▶ **What you have to do**: Would you transcribe all of the data exactly, down to the last character?

== == ==

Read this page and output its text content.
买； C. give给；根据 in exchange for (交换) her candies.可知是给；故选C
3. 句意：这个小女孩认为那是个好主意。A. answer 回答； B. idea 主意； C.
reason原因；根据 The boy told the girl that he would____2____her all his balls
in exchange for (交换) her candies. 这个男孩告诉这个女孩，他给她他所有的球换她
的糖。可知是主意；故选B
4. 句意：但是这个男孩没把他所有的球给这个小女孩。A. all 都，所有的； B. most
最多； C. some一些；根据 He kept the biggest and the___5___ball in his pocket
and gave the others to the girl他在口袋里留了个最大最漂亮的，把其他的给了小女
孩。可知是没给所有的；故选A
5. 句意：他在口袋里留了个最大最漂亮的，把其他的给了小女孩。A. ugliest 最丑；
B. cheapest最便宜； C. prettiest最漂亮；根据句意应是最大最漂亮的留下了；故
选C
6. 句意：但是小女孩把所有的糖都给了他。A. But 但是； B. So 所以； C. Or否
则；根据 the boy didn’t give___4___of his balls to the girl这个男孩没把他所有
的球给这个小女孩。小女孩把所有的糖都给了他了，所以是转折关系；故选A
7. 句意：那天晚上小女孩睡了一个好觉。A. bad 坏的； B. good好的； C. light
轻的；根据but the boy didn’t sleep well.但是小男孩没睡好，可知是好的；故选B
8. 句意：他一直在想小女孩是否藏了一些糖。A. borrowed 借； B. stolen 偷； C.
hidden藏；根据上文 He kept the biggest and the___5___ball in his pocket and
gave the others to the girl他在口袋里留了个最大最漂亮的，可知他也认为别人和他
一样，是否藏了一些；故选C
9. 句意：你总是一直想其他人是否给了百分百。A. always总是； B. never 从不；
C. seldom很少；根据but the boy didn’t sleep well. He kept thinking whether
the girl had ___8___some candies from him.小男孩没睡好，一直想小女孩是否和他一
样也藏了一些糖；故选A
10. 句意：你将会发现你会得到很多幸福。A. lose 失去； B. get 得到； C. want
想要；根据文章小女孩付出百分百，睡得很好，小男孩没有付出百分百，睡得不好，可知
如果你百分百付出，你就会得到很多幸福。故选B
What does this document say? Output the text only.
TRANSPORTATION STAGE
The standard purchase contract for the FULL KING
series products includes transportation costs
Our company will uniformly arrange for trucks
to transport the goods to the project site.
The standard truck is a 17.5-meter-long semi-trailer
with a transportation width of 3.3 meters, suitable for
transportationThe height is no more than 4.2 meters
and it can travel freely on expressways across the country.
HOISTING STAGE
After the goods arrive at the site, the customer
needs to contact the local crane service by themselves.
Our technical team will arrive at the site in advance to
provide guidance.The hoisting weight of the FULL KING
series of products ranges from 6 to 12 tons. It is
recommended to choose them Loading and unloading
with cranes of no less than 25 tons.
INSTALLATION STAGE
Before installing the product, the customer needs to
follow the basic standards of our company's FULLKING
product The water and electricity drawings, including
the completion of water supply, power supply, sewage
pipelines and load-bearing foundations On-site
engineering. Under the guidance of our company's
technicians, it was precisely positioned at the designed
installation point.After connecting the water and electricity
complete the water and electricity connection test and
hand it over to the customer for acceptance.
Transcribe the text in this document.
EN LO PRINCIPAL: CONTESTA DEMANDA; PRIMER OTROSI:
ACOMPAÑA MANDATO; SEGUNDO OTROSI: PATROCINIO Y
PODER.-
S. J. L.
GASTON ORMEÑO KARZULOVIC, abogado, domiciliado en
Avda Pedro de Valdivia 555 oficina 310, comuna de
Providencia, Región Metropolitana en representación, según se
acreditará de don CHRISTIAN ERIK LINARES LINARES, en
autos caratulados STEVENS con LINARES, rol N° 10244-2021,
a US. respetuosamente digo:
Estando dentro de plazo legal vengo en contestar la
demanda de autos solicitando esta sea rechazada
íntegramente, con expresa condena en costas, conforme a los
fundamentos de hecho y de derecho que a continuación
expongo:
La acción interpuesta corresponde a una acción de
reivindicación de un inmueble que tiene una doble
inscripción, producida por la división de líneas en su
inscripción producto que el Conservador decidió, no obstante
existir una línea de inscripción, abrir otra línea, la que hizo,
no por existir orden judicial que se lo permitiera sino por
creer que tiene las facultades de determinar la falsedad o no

== == ==

▶ **Exercise solution**:
Read this page and output its text content.
买； C. give给；根据 in exchange for (交换) her candies.可知是给；故选C
3. 句意：这个小女孩认为那是个好主意。A. answer 回答； B. idea 主意； C.
reason原因；根据 The boy told the girl that he would____2____her all his balls
in exchange for (交换) her candies. 这个男孩告诉这个女孩，他给她他所有的球换她
的糖。可知是主意；故选B
4. 句意：但是这个男孩没把他所有的球给这个小女孩。A. all 都，所有的； B. most
最多； C. some一些；根据 He kept the biggest and the___5___ball in his pocket
and gave the others to the girl他在口袋里留了个最大最漂亮的，把其他的给了小女
孩。可知是没给所有的；故选A
5. 句意：他在口袋里留了个最大最漂亮的，把其他的给了小女孩。A. ugliest 最丑；
B. cheapest最便宜； C. prettiest最漂亮；根据句意应是最大最漂亮的留下了；故
选C
6. 句意：但是小女孩把所有的糖都给了他。A. But 但是； B. So 所以； C. Or否
则；根据 the boy didn’t give___4___of his balls to the girl这个男孩没把他所有
的球给这个小女孩。小女孩把所有的糖都给了他了，所以是转折关系；故选A
7. 句意：那天晚上小女孩睡了一个好觉。A. bad 坏的； B. good好的； C. light
轻的；根据but the boy didn’t sleep well.但是小男孩没睡好，可知是好的；故选B
8. 句意：他一直在想小女孩是否藏了一些糖。A. borrowed 借； B. stolen 偷； C.
hidden藏；根据上文 He kept the biggest and the___5___ball in his pocket and
gave the others to the girl他在口袋里留了个最大最漂亮的，可知他也认为别人和他
一样，是否藏了一些；故选C
9. 句意：你总是一直想其他人是否给了百分百。A. always总是； B. never 从不；
C. seldom很少；根据but the boy didn’t sleep well. He kept thinking whether
the girl had ___8___some candies from him.小男孩没睡好，一直想小女孩是否和他一
样也藏了一些糖；故选A
10. 句意：你将会发现你会得到很多幸福。A. lose 失去； B. get 得到； C. want
想要；根据文章小女孩付出百分百，睡得很好，小男孩没有付出百分百，睡得不好，可知
如果你百分百付出，你就会得到很多幸福。故选B
What does this document say? Output the text only.
TRANSPORTATION STAGE
The standard purchase contract for the FULL KING
series products includes transportation costs
Our company will uniformly arrange for trucks
to transport the goods to the project site.
The standard truck is a 17.5-meter-long semi-trailer
with a transportation width of 3.3 meters, suitable for
transportationThe height is no more than 4.2 meters
and it can travel freely on expressways across the country.
HOISTING STAGE
After the goods arrive at the site, the customer
needs to contact the local crane service by themselves.
Our technical team will arrive at the site in advance to
provide guidance.The hoisting weight of the FULL KING
series of products ranges from 6 to 12 tons. It is
recommended to choose them Loading and unloading
with cranes of no less than 25 tons.
INSTALLATION STAGE
Before installing the product, the customer needs to
follow the basic standards of our company's FULLKING
product The water and electricity drawings, including
the completion of water supply, power supply, sewage
pipelines and load-bearing foundations On-site
engineering. Under the guidance of our company's
technicians, it was precisely positioned at the designed
installation point.After connecting the water and electricity
complete the water and electricity connection test and
hand it over to the customer for acceptance.
Transcribe the text in this document.
EN LO PRINCIPAL: CONTESTA DEMANDA; PRIMER OTROSI:
ACOMPAÑA MANDATO; SEGUNDO OTROSI: PATROCINIO Y
PODER.-
S. J. L.
GASTON ORMEÑO KARZULOVIC, abogado, domiciliado en
Avda Pedro de Valdivia 555 oficina 310, comuna de
Providencia, Región Metropolitana en representación, según se
acreditará de don CHRISTIAN ERIK LINARES LINARES, en
autos caratulados STEVENS con LINARES, rol N° 10244-2021,
a US. respetuosamente digo:
Estando dentro de plazo legal vengo en contestar la
demanda de autos solicitando esta sea rechazada
íntegramente, con expresa condena en costas, conforme a los
fundamentos de hecho y de derecho que a continuación
expongo:
La acción interpuesta corresponde a una acción de
reivindicación de un inmueble que tiene una doble
inscripción, producida por la división de líneas en su
inscripción producto que el Conservador decidió, no obstante
existir una línea de inscripción, abrir otra línea, la que hizo,
no por existir orden judicial que se lo permitiera sino por
creer que tiene las facultades de determinar la falsedad o no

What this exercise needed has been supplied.